- _PROMPT_
Using the records that follow, copy every line containing the word "this".

- _DATASET RECORDS_
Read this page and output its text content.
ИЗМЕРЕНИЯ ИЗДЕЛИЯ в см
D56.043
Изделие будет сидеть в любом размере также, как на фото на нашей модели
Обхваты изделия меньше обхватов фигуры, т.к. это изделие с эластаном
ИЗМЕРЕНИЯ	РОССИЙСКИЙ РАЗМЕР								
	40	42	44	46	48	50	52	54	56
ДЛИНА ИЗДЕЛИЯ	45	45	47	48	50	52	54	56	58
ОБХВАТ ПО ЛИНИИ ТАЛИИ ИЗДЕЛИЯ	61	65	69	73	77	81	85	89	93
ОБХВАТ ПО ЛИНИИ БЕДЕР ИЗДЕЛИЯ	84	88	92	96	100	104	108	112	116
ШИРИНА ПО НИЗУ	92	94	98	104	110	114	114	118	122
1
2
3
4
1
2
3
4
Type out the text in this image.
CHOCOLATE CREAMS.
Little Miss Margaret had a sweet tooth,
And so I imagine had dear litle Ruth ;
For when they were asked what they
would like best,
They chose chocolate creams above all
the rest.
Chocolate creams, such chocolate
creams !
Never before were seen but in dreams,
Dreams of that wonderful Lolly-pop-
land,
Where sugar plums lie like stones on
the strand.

- _EXERCISE ANSWER_
Read this page and output its text content.
Type out the text in this image.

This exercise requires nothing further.